═══ Records to use ═══

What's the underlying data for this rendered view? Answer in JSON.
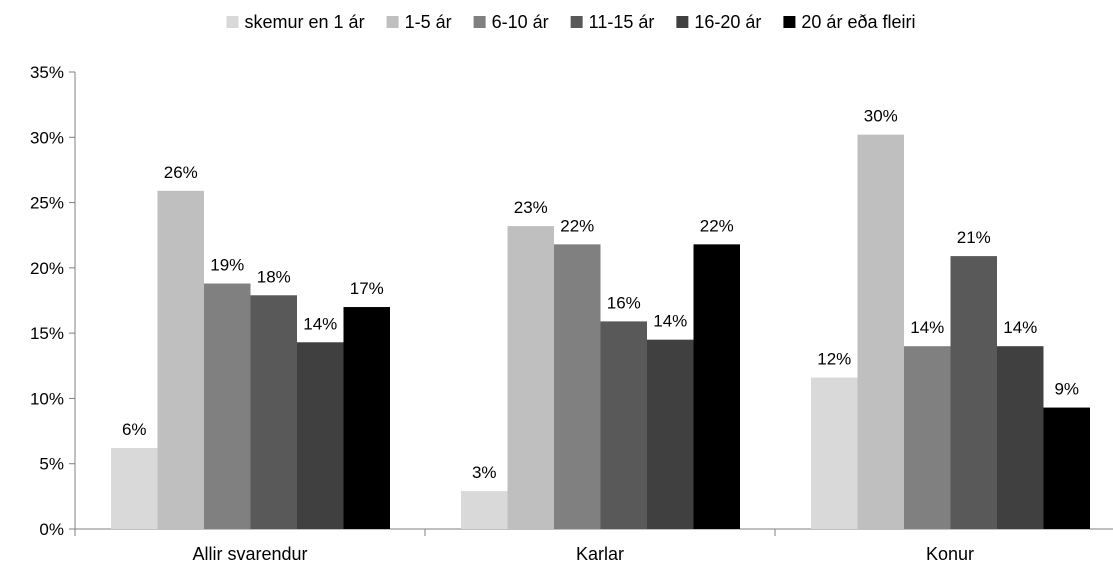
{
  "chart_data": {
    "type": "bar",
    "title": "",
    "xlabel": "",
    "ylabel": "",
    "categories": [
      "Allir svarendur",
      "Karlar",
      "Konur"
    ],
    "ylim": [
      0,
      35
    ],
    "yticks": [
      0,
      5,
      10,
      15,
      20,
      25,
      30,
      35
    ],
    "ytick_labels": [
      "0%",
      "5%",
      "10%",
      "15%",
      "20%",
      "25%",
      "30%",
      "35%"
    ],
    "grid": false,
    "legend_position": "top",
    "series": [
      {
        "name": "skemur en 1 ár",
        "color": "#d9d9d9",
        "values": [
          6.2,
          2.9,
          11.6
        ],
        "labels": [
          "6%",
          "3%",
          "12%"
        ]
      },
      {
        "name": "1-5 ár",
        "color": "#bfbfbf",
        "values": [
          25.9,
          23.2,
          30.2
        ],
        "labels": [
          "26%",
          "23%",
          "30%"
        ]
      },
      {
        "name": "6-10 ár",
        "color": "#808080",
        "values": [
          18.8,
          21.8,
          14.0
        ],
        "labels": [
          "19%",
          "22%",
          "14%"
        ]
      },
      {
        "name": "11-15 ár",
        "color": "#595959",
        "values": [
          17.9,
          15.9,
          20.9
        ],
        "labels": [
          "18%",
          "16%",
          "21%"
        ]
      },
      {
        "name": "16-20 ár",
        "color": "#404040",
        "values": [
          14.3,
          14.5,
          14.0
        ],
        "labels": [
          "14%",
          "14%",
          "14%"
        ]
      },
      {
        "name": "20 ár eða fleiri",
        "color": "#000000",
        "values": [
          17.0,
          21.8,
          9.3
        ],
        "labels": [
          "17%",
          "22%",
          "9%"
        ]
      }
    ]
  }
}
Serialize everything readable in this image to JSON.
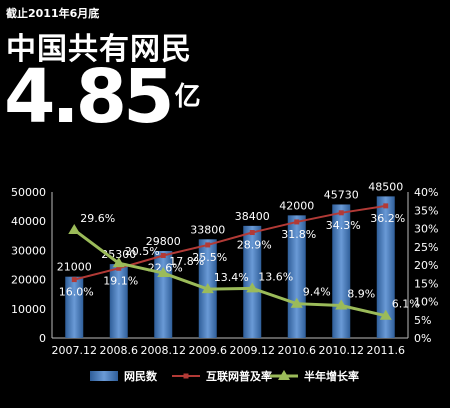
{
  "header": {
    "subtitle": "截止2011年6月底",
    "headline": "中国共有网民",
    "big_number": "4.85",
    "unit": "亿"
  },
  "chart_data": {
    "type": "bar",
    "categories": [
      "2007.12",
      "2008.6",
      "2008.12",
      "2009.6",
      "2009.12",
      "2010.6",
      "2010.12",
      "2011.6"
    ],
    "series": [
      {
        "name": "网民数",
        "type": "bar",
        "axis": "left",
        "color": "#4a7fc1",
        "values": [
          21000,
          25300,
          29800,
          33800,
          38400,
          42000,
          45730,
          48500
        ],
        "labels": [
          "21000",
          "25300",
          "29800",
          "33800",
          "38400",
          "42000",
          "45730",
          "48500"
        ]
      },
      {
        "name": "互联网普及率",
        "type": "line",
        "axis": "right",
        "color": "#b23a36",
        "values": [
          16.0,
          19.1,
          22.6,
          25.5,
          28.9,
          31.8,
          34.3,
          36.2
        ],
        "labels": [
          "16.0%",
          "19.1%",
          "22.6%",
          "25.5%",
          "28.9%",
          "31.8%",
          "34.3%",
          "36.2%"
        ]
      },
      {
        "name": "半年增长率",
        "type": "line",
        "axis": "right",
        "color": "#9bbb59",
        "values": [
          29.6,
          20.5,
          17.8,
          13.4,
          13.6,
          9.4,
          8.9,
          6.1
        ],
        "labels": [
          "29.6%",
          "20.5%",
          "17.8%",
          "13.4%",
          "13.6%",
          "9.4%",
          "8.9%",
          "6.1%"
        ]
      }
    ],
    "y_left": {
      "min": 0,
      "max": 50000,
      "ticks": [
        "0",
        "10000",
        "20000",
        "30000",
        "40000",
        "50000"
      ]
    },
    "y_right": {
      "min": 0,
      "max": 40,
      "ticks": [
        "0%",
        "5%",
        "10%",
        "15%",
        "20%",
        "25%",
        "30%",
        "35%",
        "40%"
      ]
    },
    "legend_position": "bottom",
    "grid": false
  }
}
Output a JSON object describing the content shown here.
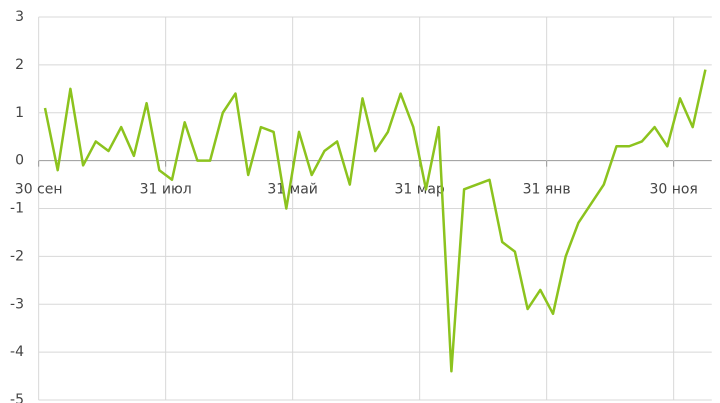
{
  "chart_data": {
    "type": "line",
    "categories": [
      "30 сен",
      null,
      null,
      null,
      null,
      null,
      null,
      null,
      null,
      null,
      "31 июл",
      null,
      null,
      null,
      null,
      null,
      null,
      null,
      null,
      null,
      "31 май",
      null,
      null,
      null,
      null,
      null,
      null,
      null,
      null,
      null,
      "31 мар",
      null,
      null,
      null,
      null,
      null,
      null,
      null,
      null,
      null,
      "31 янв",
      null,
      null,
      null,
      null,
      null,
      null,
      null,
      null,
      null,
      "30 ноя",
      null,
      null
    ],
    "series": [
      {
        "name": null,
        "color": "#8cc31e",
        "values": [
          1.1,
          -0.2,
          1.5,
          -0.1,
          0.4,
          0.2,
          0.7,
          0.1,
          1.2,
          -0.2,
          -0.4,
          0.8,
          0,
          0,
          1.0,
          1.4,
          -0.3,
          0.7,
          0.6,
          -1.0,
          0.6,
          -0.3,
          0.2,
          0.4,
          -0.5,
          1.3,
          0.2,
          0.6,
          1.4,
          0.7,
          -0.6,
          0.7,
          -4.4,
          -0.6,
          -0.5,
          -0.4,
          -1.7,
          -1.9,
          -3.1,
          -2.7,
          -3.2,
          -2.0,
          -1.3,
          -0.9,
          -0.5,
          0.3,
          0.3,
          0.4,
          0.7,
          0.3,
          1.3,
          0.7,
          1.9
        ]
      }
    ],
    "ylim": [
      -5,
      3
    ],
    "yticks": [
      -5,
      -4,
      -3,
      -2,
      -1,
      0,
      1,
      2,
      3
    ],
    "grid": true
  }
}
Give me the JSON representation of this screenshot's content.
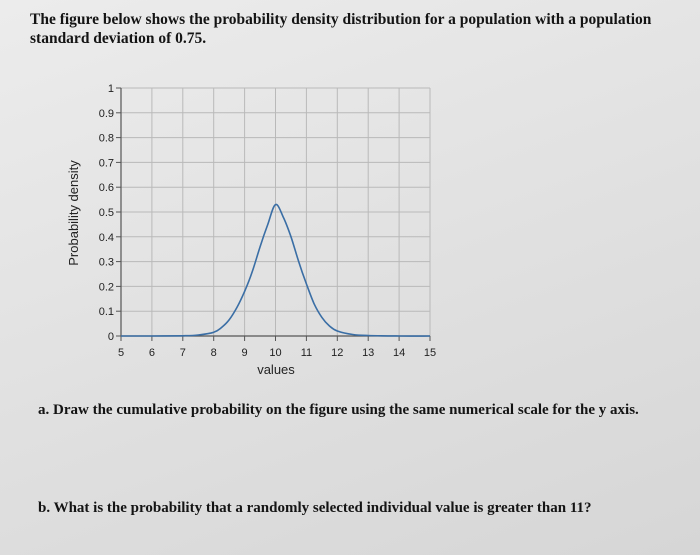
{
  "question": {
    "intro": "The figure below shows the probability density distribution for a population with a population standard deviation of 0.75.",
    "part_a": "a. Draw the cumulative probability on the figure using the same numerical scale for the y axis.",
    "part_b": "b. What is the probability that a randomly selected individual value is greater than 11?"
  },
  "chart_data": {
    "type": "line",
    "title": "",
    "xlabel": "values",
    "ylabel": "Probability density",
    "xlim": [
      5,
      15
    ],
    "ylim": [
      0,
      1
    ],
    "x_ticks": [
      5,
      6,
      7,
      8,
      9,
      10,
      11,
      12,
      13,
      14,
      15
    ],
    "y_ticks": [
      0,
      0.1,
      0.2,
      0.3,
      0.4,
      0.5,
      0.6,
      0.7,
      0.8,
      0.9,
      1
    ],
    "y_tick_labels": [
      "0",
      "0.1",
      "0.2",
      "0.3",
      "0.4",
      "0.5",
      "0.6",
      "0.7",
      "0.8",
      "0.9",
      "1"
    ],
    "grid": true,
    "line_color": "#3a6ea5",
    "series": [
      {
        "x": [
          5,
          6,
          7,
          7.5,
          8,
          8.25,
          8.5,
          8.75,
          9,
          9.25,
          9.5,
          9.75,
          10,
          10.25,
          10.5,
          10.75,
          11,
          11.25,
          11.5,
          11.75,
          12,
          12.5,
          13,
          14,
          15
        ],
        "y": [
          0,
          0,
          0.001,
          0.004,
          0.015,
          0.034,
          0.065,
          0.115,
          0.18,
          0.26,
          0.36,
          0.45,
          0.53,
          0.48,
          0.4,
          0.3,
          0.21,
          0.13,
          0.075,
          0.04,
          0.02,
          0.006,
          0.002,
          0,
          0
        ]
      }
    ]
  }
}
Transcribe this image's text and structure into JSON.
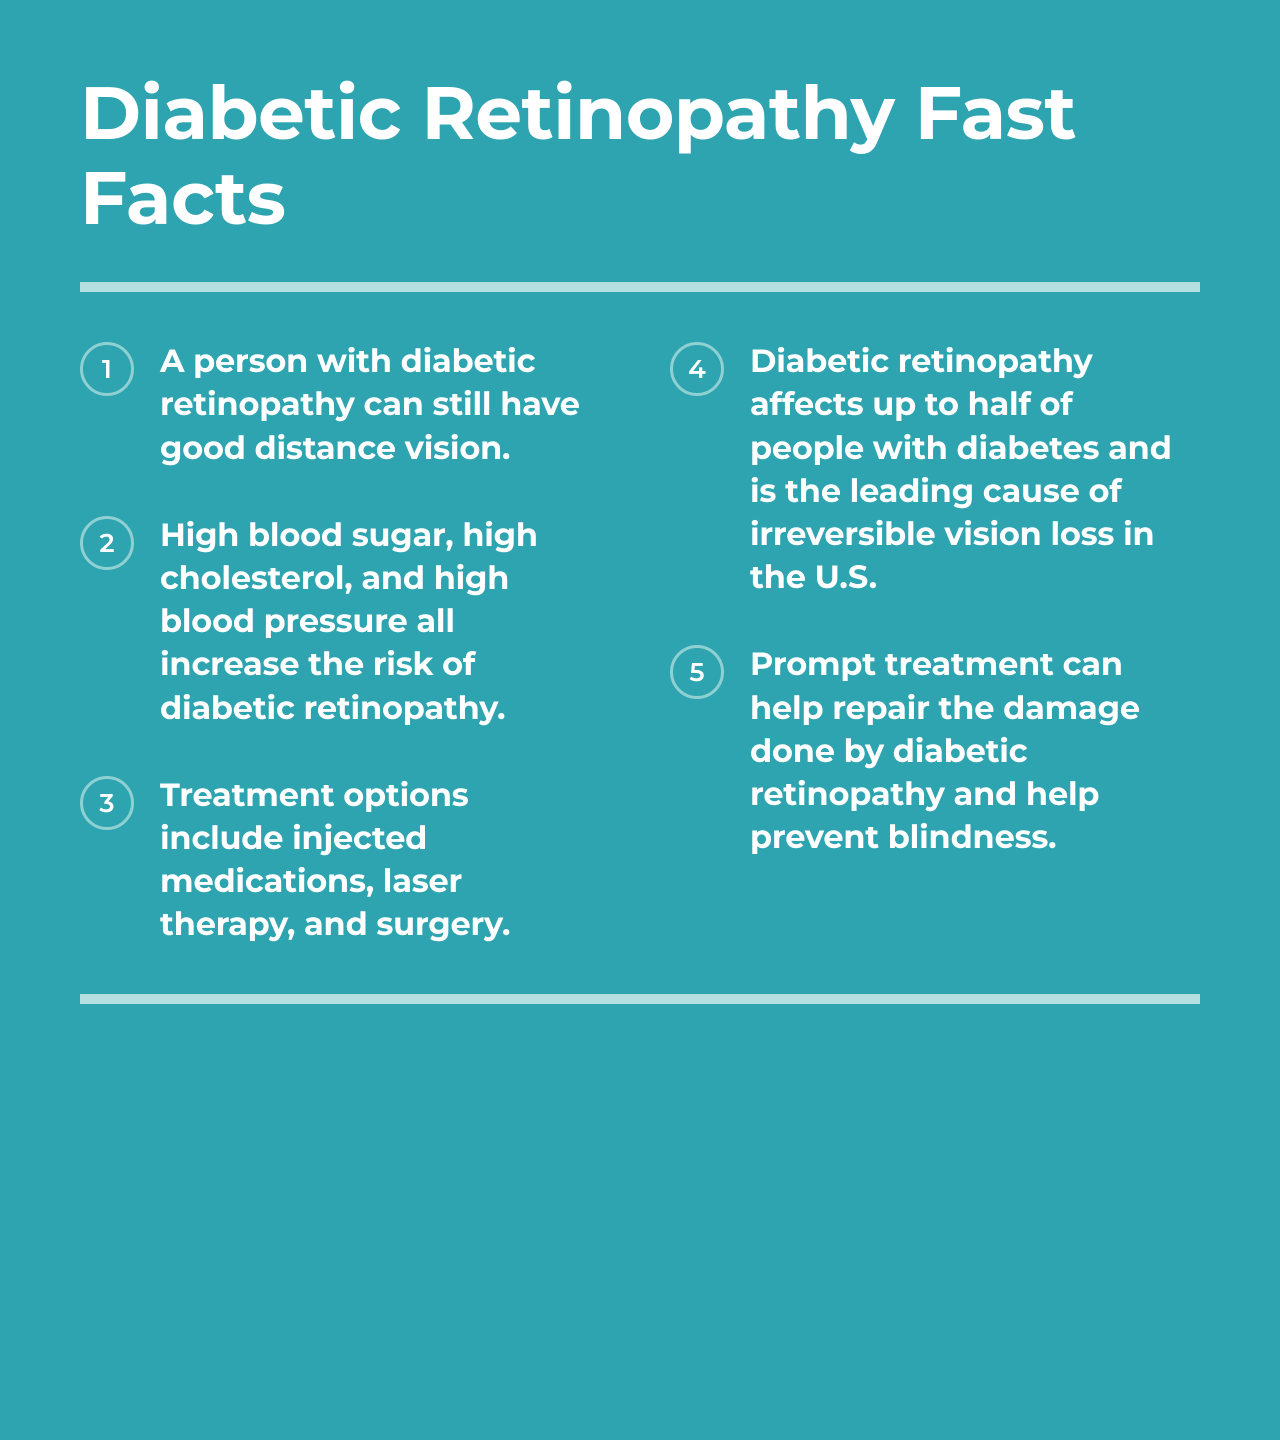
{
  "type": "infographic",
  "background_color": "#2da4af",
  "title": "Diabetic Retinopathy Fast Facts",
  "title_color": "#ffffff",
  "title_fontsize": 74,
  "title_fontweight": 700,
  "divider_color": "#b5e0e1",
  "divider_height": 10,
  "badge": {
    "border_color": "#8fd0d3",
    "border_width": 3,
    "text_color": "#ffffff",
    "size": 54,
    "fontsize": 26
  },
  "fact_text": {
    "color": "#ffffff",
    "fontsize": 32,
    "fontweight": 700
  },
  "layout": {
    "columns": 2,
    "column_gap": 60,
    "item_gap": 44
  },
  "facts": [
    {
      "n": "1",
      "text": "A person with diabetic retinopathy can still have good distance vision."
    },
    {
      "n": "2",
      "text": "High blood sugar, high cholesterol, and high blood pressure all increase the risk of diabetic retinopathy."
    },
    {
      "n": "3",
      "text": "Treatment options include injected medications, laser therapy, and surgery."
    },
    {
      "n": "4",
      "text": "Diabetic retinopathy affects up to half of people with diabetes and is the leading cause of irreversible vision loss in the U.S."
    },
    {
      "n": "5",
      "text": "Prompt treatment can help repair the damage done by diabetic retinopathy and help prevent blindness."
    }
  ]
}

═══

■ Work to do: Search the records for the word "density" and copy every line where it occurs.

■ Response to the exercise:
    "intro": "The figure below shows the probability density distribution for a population with a population standard deviation of 0.75.",
    "ylabel": "Probability density",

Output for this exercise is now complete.